* Job *
Please repeat word for word the part of the records below that opens with their first line and closes with the line containing "- panel: segment", including both of those lines.
Start of Supplied information
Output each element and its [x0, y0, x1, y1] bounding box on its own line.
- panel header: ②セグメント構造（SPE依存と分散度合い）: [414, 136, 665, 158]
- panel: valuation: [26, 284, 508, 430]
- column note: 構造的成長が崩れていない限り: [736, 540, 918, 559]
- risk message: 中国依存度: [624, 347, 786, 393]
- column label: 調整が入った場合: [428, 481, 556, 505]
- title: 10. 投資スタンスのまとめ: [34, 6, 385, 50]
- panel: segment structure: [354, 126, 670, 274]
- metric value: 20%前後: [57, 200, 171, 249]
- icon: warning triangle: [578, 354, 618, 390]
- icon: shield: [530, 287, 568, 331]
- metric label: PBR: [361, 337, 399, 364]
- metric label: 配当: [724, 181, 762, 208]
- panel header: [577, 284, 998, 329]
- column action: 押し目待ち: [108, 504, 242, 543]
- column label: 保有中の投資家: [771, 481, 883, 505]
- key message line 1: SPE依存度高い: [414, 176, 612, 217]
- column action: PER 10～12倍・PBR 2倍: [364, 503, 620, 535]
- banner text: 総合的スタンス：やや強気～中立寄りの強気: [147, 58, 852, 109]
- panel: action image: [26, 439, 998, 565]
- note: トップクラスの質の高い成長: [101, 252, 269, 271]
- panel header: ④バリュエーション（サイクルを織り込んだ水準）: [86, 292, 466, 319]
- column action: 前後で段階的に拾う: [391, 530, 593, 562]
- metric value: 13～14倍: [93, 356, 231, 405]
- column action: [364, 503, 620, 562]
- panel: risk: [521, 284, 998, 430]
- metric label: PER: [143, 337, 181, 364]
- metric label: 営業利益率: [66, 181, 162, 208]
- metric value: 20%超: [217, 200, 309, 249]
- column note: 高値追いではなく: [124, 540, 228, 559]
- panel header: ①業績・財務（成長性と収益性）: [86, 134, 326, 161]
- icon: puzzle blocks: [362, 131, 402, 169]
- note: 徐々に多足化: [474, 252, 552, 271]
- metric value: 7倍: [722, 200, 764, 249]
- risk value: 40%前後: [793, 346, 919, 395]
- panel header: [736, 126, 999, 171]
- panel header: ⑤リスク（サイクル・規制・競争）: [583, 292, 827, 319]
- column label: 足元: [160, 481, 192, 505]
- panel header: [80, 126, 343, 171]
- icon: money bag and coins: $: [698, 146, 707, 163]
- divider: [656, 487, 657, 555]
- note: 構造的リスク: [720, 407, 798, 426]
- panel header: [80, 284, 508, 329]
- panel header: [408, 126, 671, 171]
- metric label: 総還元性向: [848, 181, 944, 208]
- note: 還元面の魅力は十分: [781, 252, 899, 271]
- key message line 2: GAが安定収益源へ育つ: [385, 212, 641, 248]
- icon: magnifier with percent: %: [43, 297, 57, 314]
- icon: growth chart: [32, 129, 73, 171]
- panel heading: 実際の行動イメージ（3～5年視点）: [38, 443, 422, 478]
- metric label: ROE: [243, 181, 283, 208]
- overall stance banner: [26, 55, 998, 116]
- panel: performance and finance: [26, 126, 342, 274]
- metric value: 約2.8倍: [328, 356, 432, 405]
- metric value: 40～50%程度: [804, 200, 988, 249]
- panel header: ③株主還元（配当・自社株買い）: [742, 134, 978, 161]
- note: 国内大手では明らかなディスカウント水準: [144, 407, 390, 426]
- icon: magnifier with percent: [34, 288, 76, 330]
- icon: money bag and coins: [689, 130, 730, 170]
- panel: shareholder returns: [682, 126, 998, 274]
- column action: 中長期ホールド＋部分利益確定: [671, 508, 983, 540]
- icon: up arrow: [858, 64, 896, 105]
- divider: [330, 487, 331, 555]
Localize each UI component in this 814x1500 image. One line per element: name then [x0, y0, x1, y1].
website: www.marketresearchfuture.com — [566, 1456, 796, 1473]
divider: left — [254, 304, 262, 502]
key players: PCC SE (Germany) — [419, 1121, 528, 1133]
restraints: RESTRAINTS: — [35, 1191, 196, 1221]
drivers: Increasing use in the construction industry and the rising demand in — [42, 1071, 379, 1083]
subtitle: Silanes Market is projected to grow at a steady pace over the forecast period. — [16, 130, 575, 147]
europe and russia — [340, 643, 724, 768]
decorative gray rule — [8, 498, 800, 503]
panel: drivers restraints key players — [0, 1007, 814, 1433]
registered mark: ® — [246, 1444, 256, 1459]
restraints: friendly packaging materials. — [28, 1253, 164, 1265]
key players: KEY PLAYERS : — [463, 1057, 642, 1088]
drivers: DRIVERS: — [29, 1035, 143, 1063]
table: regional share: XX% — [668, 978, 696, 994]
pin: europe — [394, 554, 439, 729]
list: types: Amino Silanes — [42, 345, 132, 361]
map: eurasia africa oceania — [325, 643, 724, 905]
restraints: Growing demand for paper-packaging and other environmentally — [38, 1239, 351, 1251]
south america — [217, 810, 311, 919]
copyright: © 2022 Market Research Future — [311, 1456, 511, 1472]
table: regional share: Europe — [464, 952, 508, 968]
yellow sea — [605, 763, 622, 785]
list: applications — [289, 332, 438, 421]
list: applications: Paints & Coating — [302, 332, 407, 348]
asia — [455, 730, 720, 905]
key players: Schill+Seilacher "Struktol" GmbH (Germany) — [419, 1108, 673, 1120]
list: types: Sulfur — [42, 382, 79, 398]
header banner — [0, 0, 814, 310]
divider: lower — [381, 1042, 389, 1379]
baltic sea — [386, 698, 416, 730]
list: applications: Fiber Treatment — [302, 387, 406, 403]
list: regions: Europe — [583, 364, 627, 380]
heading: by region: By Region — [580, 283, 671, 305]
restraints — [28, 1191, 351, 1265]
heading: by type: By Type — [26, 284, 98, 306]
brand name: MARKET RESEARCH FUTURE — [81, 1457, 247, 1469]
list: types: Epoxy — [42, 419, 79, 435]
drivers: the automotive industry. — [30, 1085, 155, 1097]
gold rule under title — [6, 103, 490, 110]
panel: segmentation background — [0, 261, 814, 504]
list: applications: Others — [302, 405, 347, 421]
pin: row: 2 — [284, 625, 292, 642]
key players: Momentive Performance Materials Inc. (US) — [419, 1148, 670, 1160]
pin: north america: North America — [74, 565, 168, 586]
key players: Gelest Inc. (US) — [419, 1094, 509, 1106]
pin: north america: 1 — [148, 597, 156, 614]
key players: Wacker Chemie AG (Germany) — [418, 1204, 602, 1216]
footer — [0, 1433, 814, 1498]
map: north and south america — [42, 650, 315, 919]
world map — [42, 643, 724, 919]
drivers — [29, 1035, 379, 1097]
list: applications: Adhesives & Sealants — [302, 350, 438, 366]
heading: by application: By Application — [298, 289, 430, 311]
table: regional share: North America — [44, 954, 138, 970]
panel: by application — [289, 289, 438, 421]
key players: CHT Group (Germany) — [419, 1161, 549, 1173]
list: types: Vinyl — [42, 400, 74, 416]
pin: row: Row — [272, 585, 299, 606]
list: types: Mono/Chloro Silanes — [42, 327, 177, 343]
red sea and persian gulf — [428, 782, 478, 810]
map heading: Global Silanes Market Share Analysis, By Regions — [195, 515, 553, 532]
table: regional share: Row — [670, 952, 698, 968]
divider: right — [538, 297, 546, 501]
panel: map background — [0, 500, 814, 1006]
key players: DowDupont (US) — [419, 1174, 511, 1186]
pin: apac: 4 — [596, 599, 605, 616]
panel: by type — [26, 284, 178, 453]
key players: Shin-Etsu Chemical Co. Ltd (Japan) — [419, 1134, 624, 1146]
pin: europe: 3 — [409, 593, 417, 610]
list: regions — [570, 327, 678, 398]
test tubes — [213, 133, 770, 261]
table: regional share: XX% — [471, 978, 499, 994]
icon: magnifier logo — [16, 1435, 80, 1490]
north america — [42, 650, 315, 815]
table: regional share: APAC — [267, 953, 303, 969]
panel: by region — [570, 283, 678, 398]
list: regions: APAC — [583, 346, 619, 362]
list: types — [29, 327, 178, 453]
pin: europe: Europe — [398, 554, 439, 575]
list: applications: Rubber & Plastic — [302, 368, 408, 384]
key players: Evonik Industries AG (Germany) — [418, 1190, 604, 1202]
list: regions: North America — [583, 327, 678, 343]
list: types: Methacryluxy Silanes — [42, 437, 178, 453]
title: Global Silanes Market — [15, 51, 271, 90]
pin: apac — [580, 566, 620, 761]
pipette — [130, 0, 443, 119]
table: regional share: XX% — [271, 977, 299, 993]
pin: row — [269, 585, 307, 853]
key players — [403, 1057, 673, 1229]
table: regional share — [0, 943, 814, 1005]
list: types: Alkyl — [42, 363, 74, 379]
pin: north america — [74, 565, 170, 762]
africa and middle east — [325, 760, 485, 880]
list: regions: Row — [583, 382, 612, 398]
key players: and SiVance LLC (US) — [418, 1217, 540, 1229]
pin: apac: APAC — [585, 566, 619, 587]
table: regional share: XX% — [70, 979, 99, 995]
End of Supplied information
* Answer to the problem *
Output each element and its [x0, y0, x1, y1] bounding box on its own line.
- panel header: ②セグメント構造（SPE依存と分散度合い）: [414, 136, 665, 158]
- panel: valuation: [26, 284, 508, 430]
- column note: 構造的成長が崩れていない限り: [736, 540, 918, 559]
- risk message: 中国依存度: [624, 347, 786, 393]
- column label: 調整が入った場合: [428, 481, 556, 505]
- title: 10. 投資スタンスのまとめ: [34, 6, 385, 50]
- panel: segment structure: [354, 126, 670, 274]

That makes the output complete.